## EXERCISE PROMPT
Your answer should be a single number: the count of lines that include "importantes".

## GIVEN INFORMATION
★ ★ ★
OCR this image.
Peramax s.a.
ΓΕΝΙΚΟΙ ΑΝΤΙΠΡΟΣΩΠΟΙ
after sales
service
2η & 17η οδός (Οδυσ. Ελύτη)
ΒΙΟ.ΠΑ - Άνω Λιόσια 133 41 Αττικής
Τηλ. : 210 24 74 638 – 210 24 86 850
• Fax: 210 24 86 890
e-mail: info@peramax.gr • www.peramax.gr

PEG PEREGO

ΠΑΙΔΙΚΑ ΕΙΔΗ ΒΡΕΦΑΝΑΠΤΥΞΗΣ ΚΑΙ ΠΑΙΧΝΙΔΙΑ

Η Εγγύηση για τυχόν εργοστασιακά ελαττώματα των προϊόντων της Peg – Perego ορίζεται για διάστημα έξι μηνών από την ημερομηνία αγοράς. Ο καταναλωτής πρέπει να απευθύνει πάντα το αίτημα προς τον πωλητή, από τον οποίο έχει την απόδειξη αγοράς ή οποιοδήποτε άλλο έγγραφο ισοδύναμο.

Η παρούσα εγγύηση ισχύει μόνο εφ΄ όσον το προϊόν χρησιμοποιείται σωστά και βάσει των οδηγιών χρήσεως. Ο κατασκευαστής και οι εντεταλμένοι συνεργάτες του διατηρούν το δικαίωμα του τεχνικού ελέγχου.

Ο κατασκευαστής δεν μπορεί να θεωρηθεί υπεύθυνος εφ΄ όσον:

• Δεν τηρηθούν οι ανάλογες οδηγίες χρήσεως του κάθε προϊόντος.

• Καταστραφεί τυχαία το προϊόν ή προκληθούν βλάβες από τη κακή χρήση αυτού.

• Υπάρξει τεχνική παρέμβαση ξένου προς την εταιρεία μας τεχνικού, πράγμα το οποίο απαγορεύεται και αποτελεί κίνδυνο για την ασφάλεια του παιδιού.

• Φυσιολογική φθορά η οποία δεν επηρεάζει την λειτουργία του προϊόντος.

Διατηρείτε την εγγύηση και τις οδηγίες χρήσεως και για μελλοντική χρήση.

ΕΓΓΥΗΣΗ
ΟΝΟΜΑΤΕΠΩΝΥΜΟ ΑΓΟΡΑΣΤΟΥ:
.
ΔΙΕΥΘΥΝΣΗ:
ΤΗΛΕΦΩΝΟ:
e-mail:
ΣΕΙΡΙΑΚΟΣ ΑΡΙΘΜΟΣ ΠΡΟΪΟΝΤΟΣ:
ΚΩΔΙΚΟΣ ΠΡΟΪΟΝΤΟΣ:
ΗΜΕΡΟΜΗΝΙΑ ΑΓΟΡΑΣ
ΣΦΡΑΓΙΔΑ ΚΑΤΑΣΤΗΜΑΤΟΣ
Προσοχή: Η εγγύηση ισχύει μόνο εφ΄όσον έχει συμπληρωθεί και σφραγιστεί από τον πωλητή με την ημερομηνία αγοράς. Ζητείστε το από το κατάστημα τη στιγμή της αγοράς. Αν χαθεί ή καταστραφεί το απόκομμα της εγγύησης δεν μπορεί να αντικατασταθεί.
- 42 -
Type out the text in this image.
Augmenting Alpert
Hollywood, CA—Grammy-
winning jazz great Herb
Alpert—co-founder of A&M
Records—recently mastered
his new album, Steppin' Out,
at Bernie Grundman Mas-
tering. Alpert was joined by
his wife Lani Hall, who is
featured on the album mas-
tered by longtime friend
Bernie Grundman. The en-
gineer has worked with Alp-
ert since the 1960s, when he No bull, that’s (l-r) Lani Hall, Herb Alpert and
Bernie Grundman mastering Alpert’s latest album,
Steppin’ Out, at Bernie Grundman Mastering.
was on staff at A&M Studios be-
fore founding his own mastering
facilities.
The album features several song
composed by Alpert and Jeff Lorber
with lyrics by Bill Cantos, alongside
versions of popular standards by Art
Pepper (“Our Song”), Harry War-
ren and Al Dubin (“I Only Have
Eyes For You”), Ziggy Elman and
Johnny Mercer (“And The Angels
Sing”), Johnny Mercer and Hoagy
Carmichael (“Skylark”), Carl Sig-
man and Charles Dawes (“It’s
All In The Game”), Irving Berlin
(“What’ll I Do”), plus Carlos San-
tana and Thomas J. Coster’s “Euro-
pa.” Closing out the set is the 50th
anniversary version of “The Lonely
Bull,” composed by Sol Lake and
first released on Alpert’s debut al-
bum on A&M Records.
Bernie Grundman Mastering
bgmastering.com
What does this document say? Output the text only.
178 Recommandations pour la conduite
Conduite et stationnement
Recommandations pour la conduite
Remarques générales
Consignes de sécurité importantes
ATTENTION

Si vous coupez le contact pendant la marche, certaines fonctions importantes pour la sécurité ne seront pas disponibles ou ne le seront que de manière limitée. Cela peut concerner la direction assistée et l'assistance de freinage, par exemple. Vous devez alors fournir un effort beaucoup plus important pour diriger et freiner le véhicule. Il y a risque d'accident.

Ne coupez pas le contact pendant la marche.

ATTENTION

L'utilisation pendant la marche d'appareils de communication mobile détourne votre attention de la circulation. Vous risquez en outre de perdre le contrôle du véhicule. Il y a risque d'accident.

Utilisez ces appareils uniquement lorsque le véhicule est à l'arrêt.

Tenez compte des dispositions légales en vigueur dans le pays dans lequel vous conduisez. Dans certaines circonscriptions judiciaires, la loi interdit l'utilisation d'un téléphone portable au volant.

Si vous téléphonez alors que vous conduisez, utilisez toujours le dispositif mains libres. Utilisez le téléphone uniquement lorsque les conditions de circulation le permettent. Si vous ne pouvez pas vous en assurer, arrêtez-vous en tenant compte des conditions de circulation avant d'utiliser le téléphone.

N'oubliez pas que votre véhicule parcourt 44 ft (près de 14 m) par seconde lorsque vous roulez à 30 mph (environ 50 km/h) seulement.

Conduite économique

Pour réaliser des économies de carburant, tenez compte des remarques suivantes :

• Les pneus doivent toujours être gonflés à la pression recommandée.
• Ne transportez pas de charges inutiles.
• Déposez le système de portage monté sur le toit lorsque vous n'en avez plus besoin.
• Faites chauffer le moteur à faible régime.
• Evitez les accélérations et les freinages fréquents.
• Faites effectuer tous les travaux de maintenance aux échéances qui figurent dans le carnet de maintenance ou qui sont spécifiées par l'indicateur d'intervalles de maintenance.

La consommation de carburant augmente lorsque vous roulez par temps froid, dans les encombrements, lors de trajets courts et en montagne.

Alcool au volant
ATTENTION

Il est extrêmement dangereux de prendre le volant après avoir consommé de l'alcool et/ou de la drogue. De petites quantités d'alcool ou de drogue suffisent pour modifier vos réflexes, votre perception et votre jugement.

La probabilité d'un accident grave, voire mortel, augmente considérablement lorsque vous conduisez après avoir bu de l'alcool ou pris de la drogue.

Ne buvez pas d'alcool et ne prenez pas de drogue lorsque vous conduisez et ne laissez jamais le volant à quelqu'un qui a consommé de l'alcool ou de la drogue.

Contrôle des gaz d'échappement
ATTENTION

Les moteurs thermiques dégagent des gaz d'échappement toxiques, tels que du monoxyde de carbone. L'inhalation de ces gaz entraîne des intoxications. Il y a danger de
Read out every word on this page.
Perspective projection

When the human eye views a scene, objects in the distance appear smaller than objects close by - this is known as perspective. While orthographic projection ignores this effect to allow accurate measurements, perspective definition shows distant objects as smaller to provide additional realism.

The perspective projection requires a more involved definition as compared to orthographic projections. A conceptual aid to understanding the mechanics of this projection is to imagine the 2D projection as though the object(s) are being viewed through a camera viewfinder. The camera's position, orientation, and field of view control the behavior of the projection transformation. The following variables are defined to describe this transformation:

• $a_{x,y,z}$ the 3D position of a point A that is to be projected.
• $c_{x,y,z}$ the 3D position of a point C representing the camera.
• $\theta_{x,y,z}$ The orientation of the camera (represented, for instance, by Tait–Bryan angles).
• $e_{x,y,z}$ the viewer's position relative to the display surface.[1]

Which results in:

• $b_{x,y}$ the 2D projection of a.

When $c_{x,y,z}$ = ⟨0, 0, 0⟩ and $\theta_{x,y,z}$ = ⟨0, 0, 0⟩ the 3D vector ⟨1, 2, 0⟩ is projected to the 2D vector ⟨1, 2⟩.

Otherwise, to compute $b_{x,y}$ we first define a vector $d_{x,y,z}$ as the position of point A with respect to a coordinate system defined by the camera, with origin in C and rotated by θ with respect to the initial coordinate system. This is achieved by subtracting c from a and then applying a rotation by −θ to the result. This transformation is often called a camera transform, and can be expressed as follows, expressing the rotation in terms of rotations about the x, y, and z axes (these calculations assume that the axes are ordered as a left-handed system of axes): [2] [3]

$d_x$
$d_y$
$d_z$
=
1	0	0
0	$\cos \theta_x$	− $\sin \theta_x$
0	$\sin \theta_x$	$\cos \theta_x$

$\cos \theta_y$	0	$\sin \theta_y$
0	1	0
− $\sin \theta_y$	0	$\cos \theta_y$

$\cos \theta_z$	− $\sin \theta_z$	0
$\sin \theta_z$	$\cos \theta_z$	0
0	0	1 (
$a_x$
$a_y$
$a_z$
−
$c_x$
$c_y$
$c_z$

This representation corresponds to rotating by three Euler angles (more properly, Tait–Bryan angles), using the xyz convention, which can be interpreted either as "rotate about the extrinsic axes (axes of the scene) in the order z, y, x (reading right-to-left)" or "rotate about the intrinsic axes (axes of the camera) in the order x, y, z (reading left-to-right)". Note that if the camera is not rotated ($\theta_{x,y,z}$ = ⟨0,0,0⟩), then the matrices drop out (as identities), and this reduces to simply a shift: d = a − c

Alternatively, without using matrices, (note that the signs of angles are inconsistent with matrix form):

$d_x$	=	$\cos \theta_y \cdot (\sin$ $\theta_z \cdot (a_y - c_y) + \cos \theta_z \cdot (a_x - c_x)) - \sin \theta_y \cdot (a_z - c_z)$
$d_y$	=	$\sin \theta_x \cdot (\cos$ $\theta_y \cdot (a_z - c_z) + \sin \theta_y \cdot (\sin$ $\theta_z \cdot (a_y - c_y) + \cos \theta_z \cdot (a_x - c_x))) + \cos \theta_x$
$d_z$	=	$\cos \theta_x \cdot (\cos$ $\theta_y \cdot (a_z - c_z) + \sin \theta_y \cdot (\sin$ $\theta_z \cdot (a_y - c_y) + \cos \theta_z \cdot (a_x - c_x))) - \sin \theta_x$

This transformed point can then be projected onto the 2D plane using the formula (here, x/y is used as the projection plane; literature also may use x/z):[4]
★ ★ ★
## RESPONSE
2